-- START --

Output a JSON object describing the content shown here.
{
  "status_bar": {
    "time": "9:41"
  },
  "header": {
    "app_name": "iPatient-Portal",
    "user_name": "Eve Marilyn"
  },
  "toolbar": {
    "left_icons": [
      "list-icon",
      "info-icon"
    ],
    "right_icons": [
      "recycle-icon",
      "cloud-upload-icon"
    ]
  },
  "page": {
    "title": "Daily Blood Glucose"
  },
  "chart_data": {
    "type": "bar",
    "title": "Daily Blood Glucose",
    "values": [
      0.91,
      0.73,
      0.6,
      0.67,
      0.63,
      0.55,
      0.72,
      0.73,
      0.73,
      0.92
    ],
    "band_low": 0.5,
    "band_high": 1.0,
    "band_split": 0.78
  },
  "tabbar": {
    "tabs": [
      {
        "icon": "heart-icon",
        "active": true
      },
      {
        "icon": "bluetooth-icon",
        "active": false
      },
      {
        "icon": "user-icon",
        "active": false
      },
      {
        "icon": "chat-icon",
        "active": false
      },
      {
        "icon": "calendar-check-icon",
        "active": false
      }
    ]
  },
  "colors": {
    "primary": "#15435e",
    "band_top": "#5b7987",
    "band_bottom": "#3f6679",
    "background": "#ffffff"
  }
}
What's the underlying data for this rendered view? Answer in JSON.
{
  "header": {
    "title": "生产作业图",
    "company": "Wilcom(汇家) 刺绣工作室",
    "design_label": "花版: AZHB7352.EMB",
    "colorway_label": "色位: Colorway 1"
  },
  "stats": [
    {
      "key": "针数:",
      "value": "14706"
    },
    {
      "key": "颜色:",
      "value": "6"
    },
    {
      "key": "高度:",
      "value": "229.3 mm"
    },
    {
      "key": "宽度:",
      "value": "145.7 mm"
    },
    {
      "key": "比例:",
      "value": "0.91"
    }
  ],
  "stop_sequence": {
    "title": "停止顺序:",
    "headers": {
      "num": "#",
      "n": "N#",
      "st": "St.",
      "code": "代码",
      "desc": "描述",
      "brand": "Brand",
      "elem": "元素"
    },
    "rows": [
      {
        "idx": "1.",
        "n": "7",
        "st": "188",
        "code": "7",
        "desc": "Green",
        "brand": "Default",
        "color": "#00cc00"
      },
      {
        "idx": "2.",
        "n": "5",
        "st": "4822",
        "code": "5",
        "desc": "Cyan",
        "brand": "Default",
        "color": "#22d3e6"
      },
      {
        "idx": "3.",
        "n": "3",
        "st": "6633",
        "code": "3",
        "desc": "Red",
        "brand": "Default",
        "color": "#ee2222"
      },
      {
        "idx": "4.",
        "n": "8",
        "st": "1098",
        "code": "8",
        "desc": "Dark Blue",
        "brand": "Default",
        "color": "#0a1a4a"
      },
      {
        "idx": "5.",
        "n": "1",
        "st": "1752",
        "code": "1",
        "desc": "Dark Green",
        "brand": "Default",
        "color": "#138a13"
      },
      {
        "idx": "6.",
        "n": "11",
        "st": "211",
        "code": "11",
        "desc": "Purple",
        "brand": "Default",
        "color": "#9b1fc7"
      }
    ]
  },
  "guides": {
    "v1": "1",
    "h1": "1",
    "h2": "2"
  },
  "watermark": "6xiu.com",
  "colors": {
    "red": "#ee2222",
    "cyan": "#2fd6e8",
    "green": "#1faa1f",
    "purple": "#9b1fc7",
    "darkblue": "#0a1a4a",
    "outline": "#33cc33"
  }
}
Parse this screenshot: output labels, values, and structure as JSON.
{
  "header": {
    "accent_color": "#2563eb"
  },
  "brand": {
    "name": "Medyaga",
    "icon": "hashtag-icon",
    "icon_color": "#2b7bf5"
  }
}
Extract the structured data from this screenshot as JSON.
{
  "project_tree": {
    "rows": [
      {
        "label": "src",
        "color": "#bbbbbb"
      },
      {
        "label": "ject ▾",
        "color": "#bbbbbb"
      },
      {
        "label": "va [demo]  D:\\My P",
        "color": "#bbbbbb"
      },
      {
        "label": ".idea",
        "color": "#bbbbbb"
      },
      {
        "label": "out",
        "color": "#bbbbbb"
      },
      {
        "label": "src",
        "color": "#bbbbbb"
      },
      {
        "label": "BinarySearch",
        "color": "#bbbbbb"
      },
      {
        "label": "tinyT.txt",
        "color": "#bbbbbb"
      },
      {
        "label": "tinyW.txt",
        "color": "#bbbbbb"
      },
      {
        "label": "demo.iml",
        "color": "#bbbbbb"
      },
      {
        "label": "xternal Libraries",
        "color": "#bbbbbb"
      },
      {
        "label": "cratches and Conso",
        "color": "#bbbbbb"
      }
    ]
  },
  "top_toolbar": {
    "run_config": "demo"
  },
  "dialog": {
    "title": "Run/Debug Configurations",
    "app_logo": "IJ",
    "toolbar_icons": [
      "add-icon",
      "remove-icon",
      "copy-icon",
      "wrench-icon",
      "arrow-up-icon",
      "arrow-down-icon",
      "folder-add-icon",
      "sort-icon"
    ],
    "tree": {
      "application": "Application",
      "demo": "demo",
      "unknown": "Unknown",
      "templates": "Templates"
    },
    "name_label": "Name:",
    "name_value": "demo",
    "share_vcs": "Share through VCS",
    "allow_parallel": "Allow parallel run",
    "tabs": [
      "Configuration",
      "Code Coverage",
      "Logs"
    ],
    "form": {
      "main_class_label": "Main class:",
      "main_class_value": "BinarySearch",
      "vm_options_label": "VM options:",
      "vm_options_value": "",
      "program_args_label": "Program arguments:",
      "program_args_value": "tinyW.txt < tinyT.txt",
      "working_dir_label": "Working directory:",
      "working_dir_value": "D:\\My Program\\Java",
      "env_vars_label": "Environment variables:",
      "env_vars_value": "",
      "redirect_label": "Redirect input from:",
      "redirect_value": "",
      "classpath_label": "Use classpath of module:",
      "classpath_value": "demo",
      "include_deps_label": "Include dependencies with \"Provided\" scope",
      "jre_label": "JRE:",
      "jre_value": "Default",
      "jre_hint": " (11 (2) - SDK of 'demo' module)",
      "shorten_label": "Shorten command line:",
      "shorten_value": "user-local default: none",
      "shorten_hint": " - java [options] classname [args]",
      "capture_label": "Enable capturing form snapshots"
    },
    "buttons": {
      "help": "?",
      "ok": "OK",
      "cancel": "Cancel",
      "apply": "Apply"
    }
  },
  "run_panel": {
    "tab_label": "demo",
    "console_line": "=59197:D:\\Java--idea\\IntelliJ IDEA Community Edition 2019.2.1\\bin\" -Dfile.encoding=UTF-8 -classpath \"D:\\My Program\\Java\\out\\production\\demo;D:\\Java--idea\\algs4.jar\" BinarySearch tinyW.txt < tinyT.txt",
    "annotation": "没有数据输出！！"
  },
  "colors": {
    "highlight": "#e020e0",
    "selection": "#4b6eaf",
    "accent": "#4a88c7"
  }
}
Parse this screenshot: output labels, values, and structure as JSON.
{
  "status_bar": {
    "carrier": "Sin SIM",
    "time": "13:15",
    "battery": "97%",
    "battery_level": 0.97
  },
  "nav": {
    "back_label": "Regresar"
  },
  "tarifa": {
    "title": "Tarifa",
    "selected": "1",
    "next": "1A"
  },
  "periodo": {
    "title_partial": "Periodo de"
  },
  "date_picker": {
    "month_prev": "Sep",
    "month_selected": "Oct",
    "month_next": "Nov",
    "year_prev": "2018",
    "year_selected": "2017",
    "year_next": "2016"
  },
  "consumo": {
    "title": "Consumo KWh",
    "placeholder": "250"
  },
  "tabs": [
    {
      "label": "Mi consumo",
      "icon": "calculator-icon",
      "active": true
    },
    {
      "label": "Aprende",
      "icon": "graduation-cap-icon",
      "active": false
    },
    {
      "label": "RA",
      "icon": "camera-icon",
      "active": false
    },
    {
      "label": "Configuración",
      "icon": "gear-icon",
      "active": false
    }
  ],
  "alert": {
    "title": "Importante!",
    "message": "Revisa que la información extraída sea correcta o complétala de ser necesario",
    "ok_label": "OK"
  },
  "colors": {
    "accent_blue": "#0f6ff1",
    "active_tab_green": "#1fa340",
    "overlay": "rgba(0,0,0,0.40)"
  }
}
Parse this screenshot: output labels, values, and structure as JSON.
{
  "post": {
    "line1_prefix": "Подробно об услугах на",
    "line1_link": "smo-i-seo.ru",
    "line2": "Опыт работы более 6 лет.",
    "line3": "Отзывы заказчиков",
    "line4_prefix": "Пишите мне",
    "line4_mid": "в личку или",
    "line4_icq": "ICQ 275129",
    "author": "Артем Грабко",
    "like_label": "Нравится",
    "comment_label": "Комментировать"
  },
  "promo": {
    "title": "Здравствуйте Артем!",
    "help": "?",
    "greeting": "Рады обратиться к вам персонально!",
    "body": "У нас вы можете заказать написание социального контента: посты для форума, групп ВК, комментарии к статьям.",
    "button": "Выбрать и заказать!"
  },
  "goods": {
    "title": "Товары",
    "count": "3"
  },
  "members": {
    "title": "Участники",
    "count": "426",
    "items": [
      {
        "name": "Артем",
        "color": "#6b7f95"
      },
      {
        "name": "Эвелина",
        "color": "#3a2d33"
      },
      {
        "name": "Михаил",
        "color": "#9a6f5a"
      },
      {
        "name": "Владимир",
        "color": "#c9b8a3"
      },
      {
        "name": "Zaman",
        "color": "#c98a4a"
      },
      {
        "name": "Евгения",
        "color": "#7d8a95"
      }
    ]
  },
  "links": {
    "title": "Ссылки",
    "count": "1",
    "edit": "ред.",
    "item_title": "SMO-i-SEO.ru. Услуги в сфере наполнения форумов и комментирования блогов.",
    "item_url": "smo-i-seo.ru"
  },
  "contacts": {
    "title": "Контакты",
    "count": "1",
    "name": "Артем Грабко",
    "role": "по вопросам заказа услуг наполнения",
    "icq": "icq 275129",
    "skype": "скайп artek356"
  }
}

-- END --

**Given exercise**
Scan the material above. Extract every line in which the word "demo" occurs.

**Solution**
        "label": "va [demo]  D:\\My P",
        "label": "demo.iml",
    "run_config": "demo"
      "demo": "demo",
    "name_value": "demo",
      "classpath_value": "demo",
      "jre_hint": " (11 (2) - SDK of 'demo' module)",
    "tab_label": "demo",
    "console_line": "=59197:D:\\Java--idea\\IntelliJ IDEA Community Edition 2019.2.1\\bin\" -Dfile.encoding=UTF-8 -classpath \"D:\\My Program\\Java\\out\\production\\demo;D:\\Java--idea\\algs4.jar\" BinarySearch tinyW.txt < tinyT.txt",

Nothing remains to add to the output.